**TASK INPUT**.
........
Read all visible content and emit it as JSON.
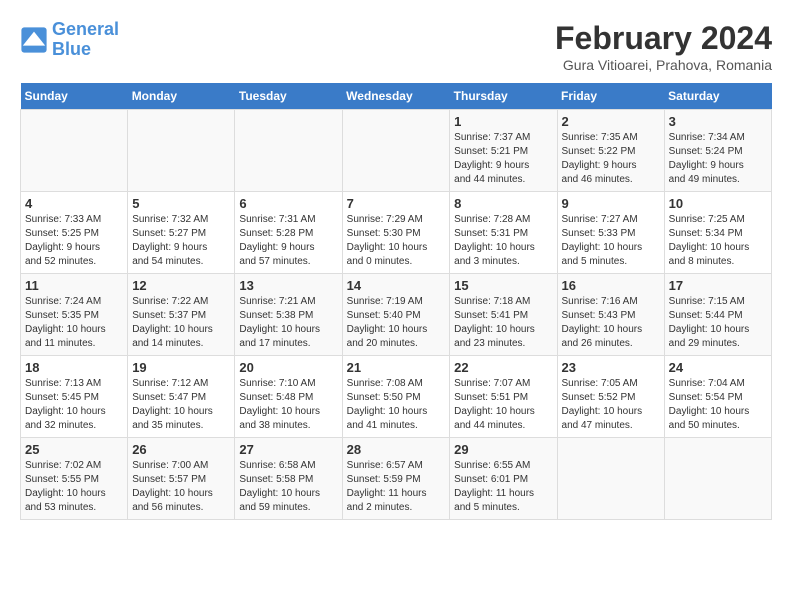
{
  "header": {
    "logo_line1": "General",
    "logo_line2": "Blue",
    "title": "February 2024",
    "subtitle": "Gura Vitioarei, Prahova, Romania"
  },
  "weekdays": [
    "Sunday",
    "Monday",
    "Tuesday",
    "Wednesday",
    "Thursday",
    "Friday",
    "Saturday"
  ],
  "weeks": [
    [
      {
        "day": "",
        "info": ""
      },
      {
        "day": "",
        "info": ""
      },
      {
        "day": "",
        "info": ""
      },
      {
        "day": "",
        "info": ""
      },
      {
        "day": "1",
        "info": "Sunrise: 7:37 AM\nSunset: 5:21 PM\nDaylight: 9 hours\nand 44 minutes."
      },
      {
        "day": "2",
        "info": "Sunrise: 7:35 AM\nSunset: 5:22 PM\nDaylight: 9 hours\nand 46 minutes."
      },
      {
        "day": "3",
        "info": "Sunrise: 7:34 AM\nSunset: 5:24 PM\nDaylight: 9 hours\nand 49 minutes."
      }
    ],
    [
      {
        "day": "4",
        "info": "Sunrise: 7:33 AM\nSunset: 5:25 PM\nDaylight: 9 hours\nand 52 minutes."
      },
      {
        "day": "5",
        "info": "Sunrise: 7:32 AM\nSunset: 5:27 PM\nDaylight: 9 hours\nand 54 minutes."
      },
      {
        "day": "6",
        "info": "Sunrise: 7:31 AM\nSunset: 5:28 PM\nDaylight: 9 hours\nand 57 minutes."
      },
      {
        "day": "7",
        "info": "Sunrise: 7:29 AM\nSunset: 5:30 PM\nDaylight: 10 hours\nand 0 minutes."
      },
      {
        "day": "8",
        "info": "Sunrise: 7:28 AM\nSunset: 5:31 PM\nDaylight: 10 hours\nand 3 minutes."
      },
      {
        "day": "9",
        "info": "Sunrise: 7:27 AM\nSunset: 5:33 PM\nDaylight: 10 hours\nand 5 minutes."
      },
      {
        "day": "10",
        "info": "Sunrise: 7:25 AM\nSunset: 5:34 PM\nDaylight: 10 hours\nand 8 minutes."
      }
    ],
    [
      {
        "day": "11",
        "info": "Sunrise: 7:24 AM\nSunset: 5:35 PM\nDaylight: 10 hours\nand 11 minutes."
      },
      {
        "day": "12",
        "info": "Sunrise: 7:22 AM\nSunset: 5:37 PM\nDaylight: 10 hours\nand 14 minutes."
      },
      {
        "day": "13",
        "info": "Sunrise: 7:21 AM\nSunset: 5:38 PM\nDaylight: 10 hours\nand 17 minutes."
      },
      {
        "day": "14",
        "info": "Sunrise: 7:19 AM\nSunset: 5:40 PM\nDaylight: 10 hours\nand 20 minutes."
      },
      {
        "day": "15",
        "info": "Sunrise: 7:18 AM\nSunset: 5:41 PM\nDaylight: 10 hours\nand 23 minutes."
      },
      {
        "day": "16",
        "info": "Sunrise: 7:16 AM\nSunset: 5:43 PM\nDaylight: 10 hours\nand 26 minutes."
      },
      {
        "day": "17",
        "info": "Sunrise: 7:15 AM\nSunset: 5:44 PM\nDaylight: 10 hours\nand 29 minutes."
      }
    ],
    [
      {
        "day": "18",
        "info": "Sunrise: 7:13 AM\nSunset: 5:45 PM\nDaylight: 10 hours\nand 32 minutes."
      },
      {
        "day": "19",
        "info": "Sunrise: 7:12 AM\nSunset: 5:47 PM\nDaylight: 10 hours\nand 35 minutes."
      },
      {
        "day": "20",
        "info": "Sunrise: 7:10 AM\nSunset: 5:48 PM\nDaylight: 10 hours\nand 38 minutes."
      },
      {
        "day": "21",
        "info": "Sunrise: 7:08 AM\nSunset: 5:50 PM\nDaylight: 10 hours\nand 41 minutes."
      },
      {
        "day": "22",
        "info": "Sunrise: 7:07 AM\nSunset: 5:51 PM\nDaylight: 10 hours\nand 44 minutes."
      },
      {
        "day": "23",
        "info": "Sunrise: 7:05 AM\nSunset: 5:52 PM\nDaylight: 10 hours\nand 47 minutes."
      },
      {
        "day": "24",
        "info": "Sunrise: 7:04 AM\nSunset: 5:54 PM\nDaylight: 10 hours\nand 50 minutes."
      }
    ],
    [
      {
        "day": "25",
        "info": "Sunrise: 7:02 AM\nSunset: 5:55 PM\nDaylight: 10 hours\nand 53 minutes."
      },
      {
        "day": "26",
        "info": "Sunrise: 7:00 AM\nSunset: 5:57 PM\nDaylight: 10 hours\nand 56 minutes."
      },
      {
        "day": "27",
        "info": "Sunrise: 6:58 AM\nSunset: 5:58 PM\nDaylight: 10 hours\nand 59 minutes."
      },
      {
        "day": "28",
        "info": "Sunrise: 6:57 AM\nSunset: 5:59 PM\nDaylight: 11 hours\nand 2 minutes."
      },
      {
        "day": "29",
        "info": "Sunrise: 6:55 AM\nSunset: 6:01 PM\nDaylight: 11 hours\nand 5 minutes."
      },
      {
        "day": "",
        "info": ""
      },
      {
        "day": "",
        "info": ""
      }
    ]
  ]
}
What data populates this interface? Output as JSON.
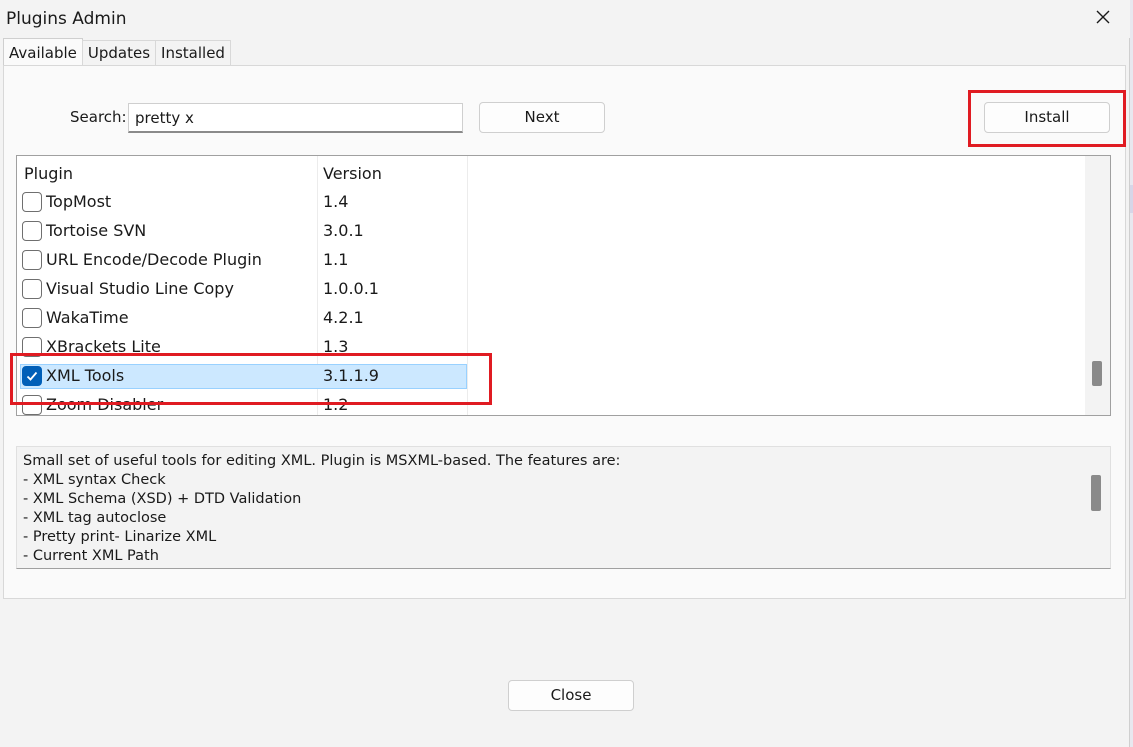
{
  "window": {
    "title": "Plugins Admin",
    "close_glyph": "✕"
  },
  "tabs": [
    {
      "label": "Available",
      "active": true
    },
    {
      "label": "Updates",
      "active": false
    },
    {
      "label": "Installed",
      "active": false
    }
  ],
  "search": {
    "label": "Search:",
    "value": "pretty x",
    "next_label": "Next"
  },
  "install_label": "Install",
  "list": {
    "columns": [
      "Plugin",
      "Version"
    ],
    "rows": [
      {
        "name": "TopMost",
        "version": "1.4",
        "checked": false,
        "selected": false
      },
      {
        "name": "Tortoise SVN",
        "version": "3.0.1",
        "checked": false,
        "selected": false
      },
      {
        "name": "URL Encode/Decode Plugin",
        "version": "1.1",
        "checked": false,
        "selected": false
      },
      {
        "name": "Visual Studio Line Copy",
        "version": "1.0.0.1",
        "checked": false,
        "selected": false
      },
      {
        "name": "WakaTime",
        "version": "4.2.1",
        "checked": false,
        "selected": false
      },
      {
        "name": "XBrackets Lite",
        "version": "1.3",
        "checked": false,
        "selected": false
      },
      {
        "name": "XML Tools",
        "version": "3.1.1.9",
        "checked": true,
        "selected": true
      },
      {
        "name": "Zoom Disabler",
        "version": "1.2",
        "checked": false,
        "selected": false
      }
    ]
  },
  "description": {
    "lines": [
      "Small set of useful tools for editing XML. Plugin is MSXML-based. The features are:",
      "- XML syntax Check",
      "- XML Schema (XSD) + DTD Validation",
      "- XML tag autoclose",
      "- Pretty print- Linarize XML",
      "- Current XML Path"
    ]
  },
  "close_label": "Close",
  "colors": {
    "highlight_box": "#e01b22",
    "selection": "#cce8ff",
    "checkbox_checked": "#005fb8"
  }
}
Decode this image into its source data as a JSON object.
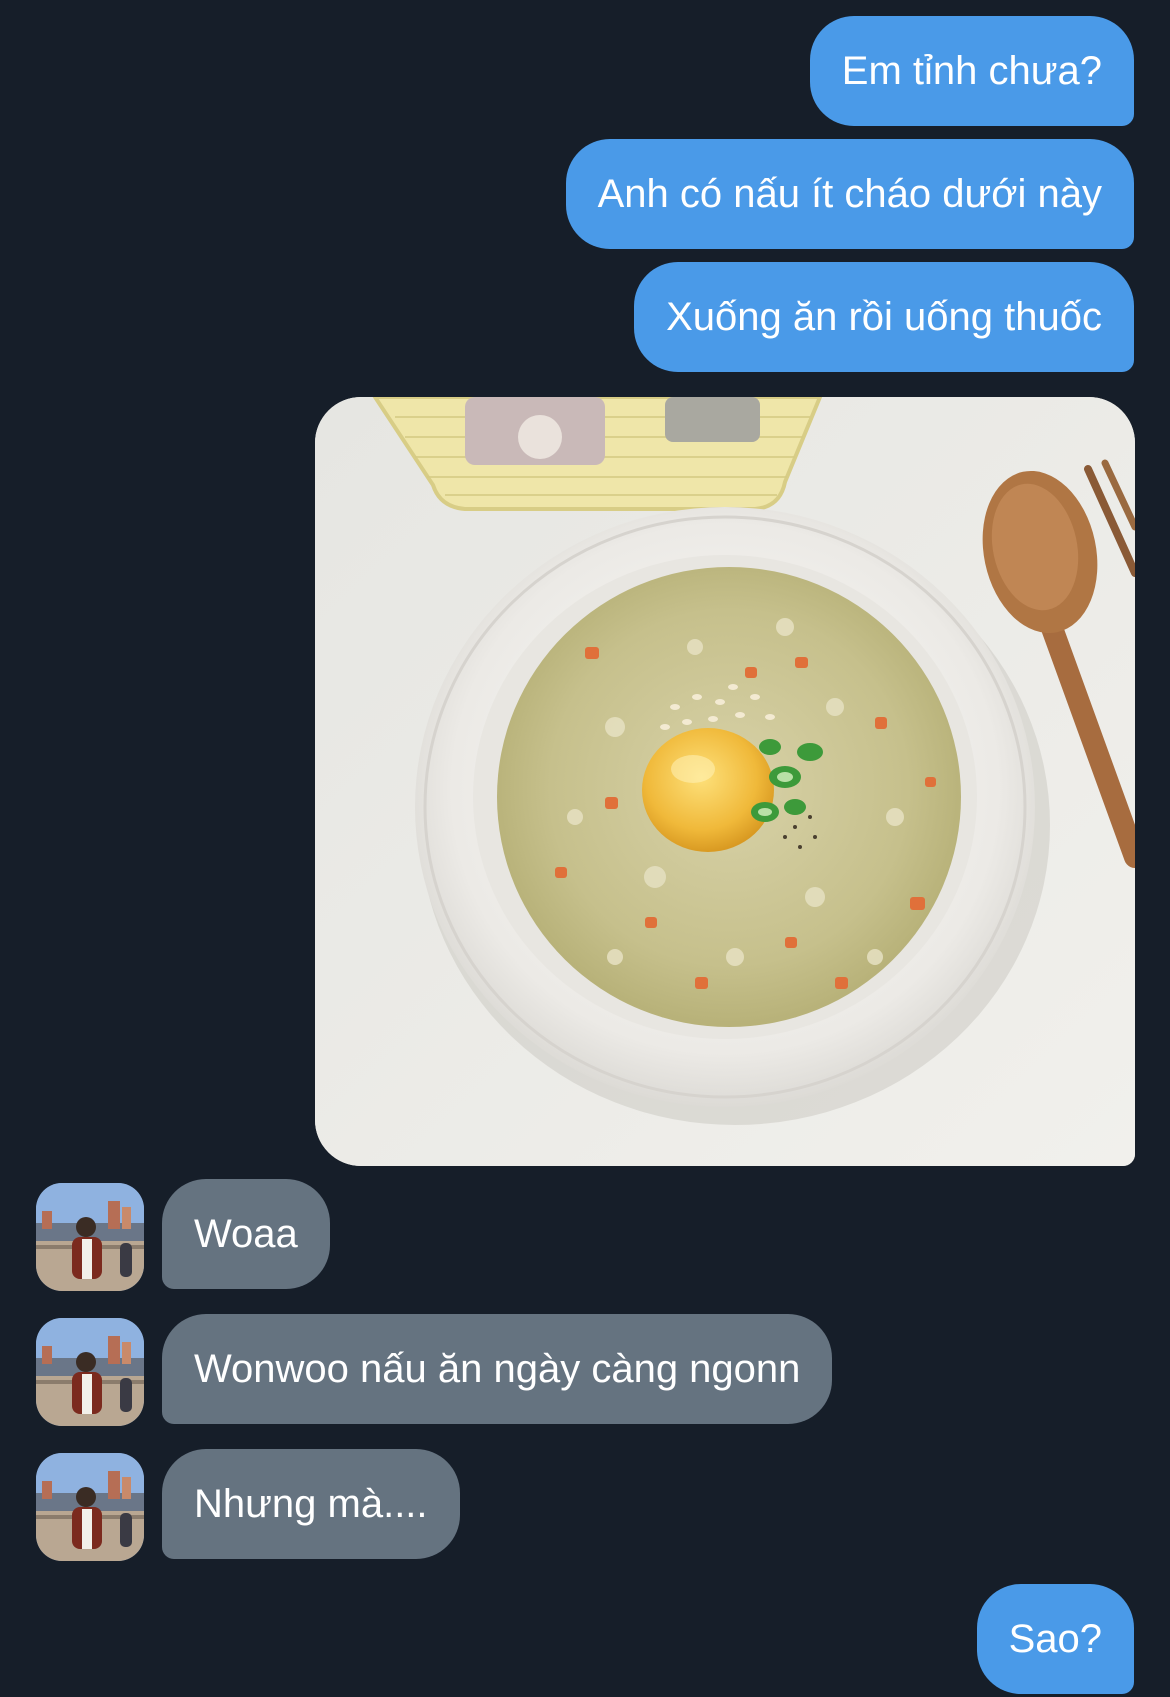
{
  "conversation": {
    "outgoing_top": [
      {
        "text": "Em tỉnh chưa?"
      },
      {
        "text": "Anh có nấu ít cháo dưới này"
      },
      {
        "text": "Xuống ăn rồi uống thuốc"
      }
    ],
    "photo": {
      "subject": "bowl-of-rice-porridge-with-egg-yolk"
    },
    "incoming": [
      {
        "text": "Woaa"
      },
      {
        "text": "Wonwoo nấu ăn ngày càng ngonn"
      },
      {
        "text": "Nhưng mà...."
      }
    ],
    "outgoing_bottom": [
      {
        "text": "Sao?"
      }
    ]
  },
  "colors": {
    "background": "#161e29",
    "outgoing_bubble": "#4a9ae8",
    "incoming_bubble": "#657380",
    "text": "#ffffff"
  }
}
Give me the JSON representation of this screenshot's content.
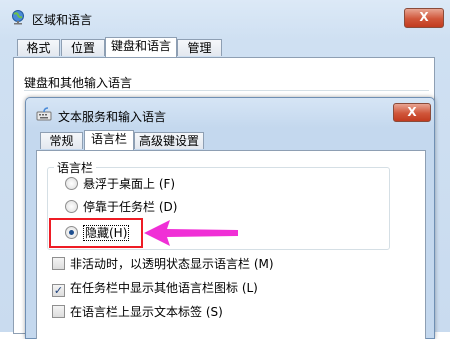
{
  "outer_window": {
    "title": "区域和语言",
    "close_label": "X",
    "tabs": [
      "格式",
      "位置",
      "键盘和语言",
      "管理"
    ],
    "active_tab": "键盘和语言",
    "group_label": "键盘和其他输入语言"
  },
  "inner_dialog": {
    "title": "文本服务和输入语言",
    "close_label": "X",
    "tabs": [
      "常规",
      "语言栏",
      "高级键设置"
    ],
    "active_tab": "语言栏",
    "language_bar_group": {
      "caption": "语言栏",
      "options": [
        {
          "label": "悬浮于桌面上 (F)",
          "selected": false
        },
        {
          "label": "停靠于任务栏 (D)",
          "selected": false
        },
        {
          "label": "隐藏(H)",
          "selected": true
        }
      ]
    },
    "checkboxes": [
      {
        "label": "非活动时，以透明状态显示语言栏 (M)",
        "checked": false
      },
      {
        "label": "在任务栏中显示其他语言栏图标 (L)",
        "checked": true
      },
      {
        "label": "在语言栏上显示文本标签 (S)",
        "checked": false
      }
    ]
  },
  "annotation": {
    "highlight_color": "#ee1c25",
    "arrow_color": "#f02fd6"
  },
  "colors": {
    "title_bar": "#cfe0f2",
    "close_button": "#d0563a"
  }
}
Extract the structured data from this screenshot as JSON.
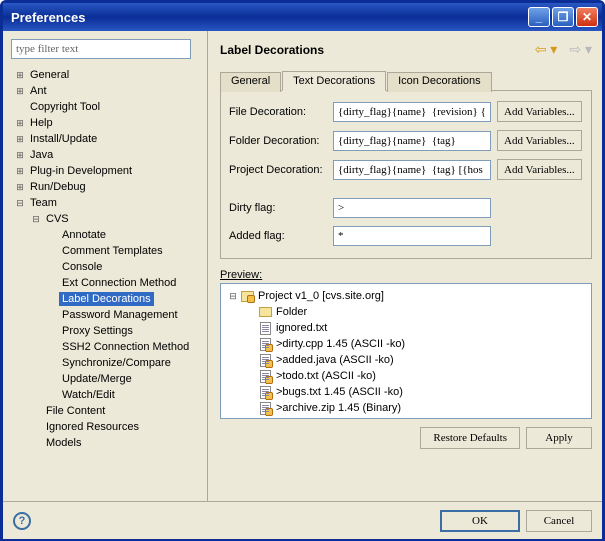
{
  "window": {
    "title": "Preferences"
  },
  "sidebar": {
    "filter_placeholder": "type filter text",
    "items": [
      {
        "label": "General",
        "depth": 0,
        "expand": "+"
      },
      {
        "label": "Ant",
        "depth": 0,
        "expand": "+"
      },
      {
        "label": "Copyright Tool",
        "depth": 0,
        "expand": ""
      },
      {
        "label": "Help",
        "depth": 0,
        "expand": "+"
      },
      {
        "label": "Install/Update",
        "depth": 0,
        "expand": "+"
      },
      {
        "label": "Java",
        "depth": 0,
        "expand": "+"
      },
      {
        "label": "Plug-in Development",
        "depth": 0,
        "expand": "+"
      },
      {
        "label": "Run/Debug",
        "depth": 0,
        "expand": "+"
      },
      {
        "label": "Team",
        "depth": 0,
        "expand": "-"
      },
      {
        "label": "CVS",
        "depth": 1,
        "expand": "-"
      },
      {
        "label": "Annotate",
        "depth": 2,
        "expand": ""
      },
      {
        "label": "Comment Templates",
        "depth": 2,
        "expand": ""
      },
      {
        "label": "Console",
        "depth": 2,
        "expand": ""
      },
      {
        "label": "Ext Connection Method",
        "depth": 2,
        "expand": ""
      },
      {
        "label": "Label Decorations",
        "depth": 2,
        "expand": "",
        "selected": true
      },
      {
        "label": "Password Management",
        "depth": 2,
        "expand": ""
      },
      {
        "label": "Proxy Settings",
        "depth": 2,
        "expand": ""
      },
      {
        "label": "SSH2 Connection Method",
        "depth": 2,
        "expand": ""
      },
      {
        "label": "Synchronize/Compare",
        "depth": 2,
        "expand": ""
      },
      {
        "label": "Update/Merge",
        "depth": 2,
        "expand": ""
      },
      {
        "label": "Watch/Edit",
        "depth": 2,
        "expand": ""
      },
      {
        "label": "File Content",
        "depth": 1,
        "expand": ""
      },
      {
        "label": "Ignored Resources",
        "depth": 1,
        "expand": ""
      },
      {
        "label": "Models",
        "depth": 1,
        "expand": ""
      }
    ]
  },
  "main": {
    "title": "Label Decorations",
    "tabs": {
      "general": "General",
      "text": "Text Decorations",
      "icon": "Icon Decorations",
      "active": "text"
    },
    "form": {
      "file_label": "File Decoration:",
      "file_value": "{dirty_flag}{name}  {revision} {",
      "folder_label": "Folder Decoration:",
      "folder_value": "{dirty_flag}{name}  {tag}",
      "project_label": "Project Decoration:",
      "project_value": "{dirty_flag}{name}  {tag} [{hos",
      "addvar": "Add Variables...",
      "dirty_label": "Dirty flag:",
      "dirty_value": ">",
      "added_label": "Added flag:",
      "added_value": "*"
    },
    "preview": {
      "label": "Preview:",
      "rows": [
        {
          "depth": 0,
          "tw": "-",
          "icon": "proj",
          "text": "Project  v1_0 [cvs.site.org]"
        },
        {
          "depth": 1,
          "tw": "",
          "icon": "folder",
          "text": "Folder"
        },
        {
          "depth": 1,
          "tw": "",
          "icon": "file",
          "text": "ignored.txt"
        },
        {
          "depth": 1,
          "tw": "",
          "icon": "filecvs",
          "text": ">dirty.cpp  1.45  (ASCII -ko)"
        },
        {
          "depth": 1,
          "tw": "",
          "icon": "filecvs",
          "text": ">added.java    (ASCII -ko)"
        },
        {
          "depth": 1,
          "tw": "",
          "icon": "filecvs",
          "text": ">todo.txt    (ASCII -ko)"
        },
        {
          "depth": 1,
          "tw": "",
          "icon": "filecvs",
          "text": ">bugs.txt  1.45  (ASCII -ko)"
        },
        {
          "depth": 1,
          "tw": "",
          "icon": "filecvs",
          "text": ">archive.zip  1.45  (Binary)"
        }
      ]
    },
    "buttons": {
      "restore": "Restore Defaults",
      "apply": "Apply"
    }
  },
  "footer": {
    "ok": "OK",
    "cancel": "Cancel"
  }
}
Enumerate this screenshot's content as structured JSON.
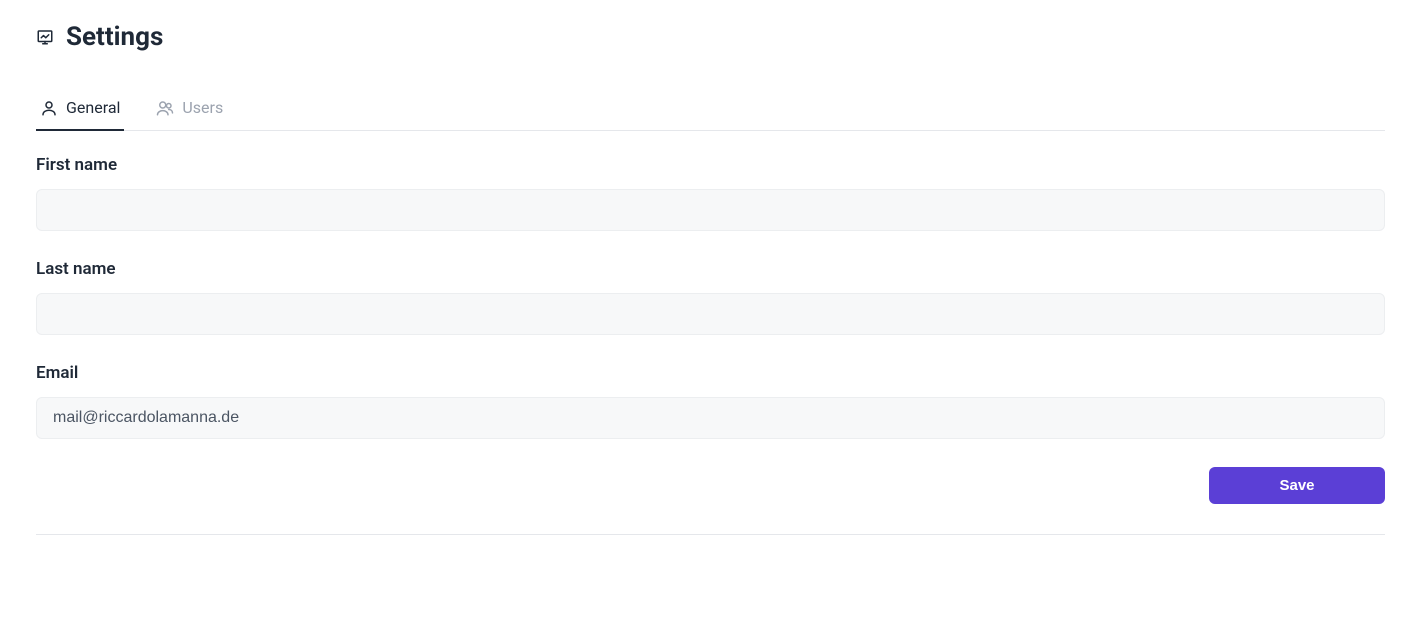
{
  "header": {
    "title": "Settings"
  },
  "tabs": {
    "general": "General",
    "users": "Users"
  },
  "form": {
    "first_name": {
      "label": "First name",
      "value": ""
    },
    "last_name": {
      "label": "Last name",
      "value": ""
    },
    "email": {
      "label": "Email",
      "value": "mail@riccardolamanna.de"
    }
  },
  "actions": {
    "save_label": "Save"
  }
}
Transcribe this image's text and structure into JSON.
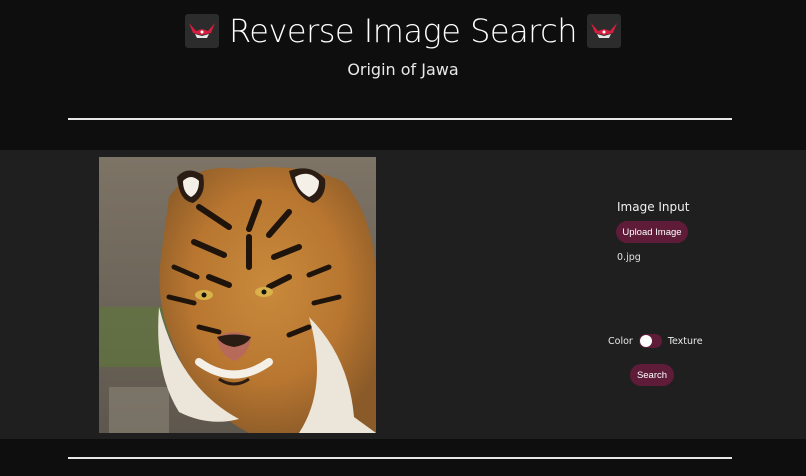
{
  "header": {
    "title": "Reverse Image Search",
    "subtitle": "Origin of Jawa",
    "logo_icon": "red-bird-logo-icon"
  },
  "image_input": {
    "label": "Image Input",
    "upload_label": "Upload Image",
    "filename": "0.jpg",
    "preview_subject": "tiger-photo"
  },
  "search_options": {
    "left_label": "Color",
    "right_label": "Texture",
    "toggle_state": "Color",
    "search_label": "Search"
  },
  "colors": {
    "accent": "#5e1c38",
    "background": "#0e0e0e",
    "panel": "#1f1f1f",
    "divider": "#e6e6e6"
  }
}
........
**THE REQUEST**. Gather each line in the data that holds the string "Decorations".

**COMPLETED TASK**.
        "label": "Label Decorations",
    "title": "Label Decorations",
      "text": "Text Decorations",
      "icon": "Icon Decorations",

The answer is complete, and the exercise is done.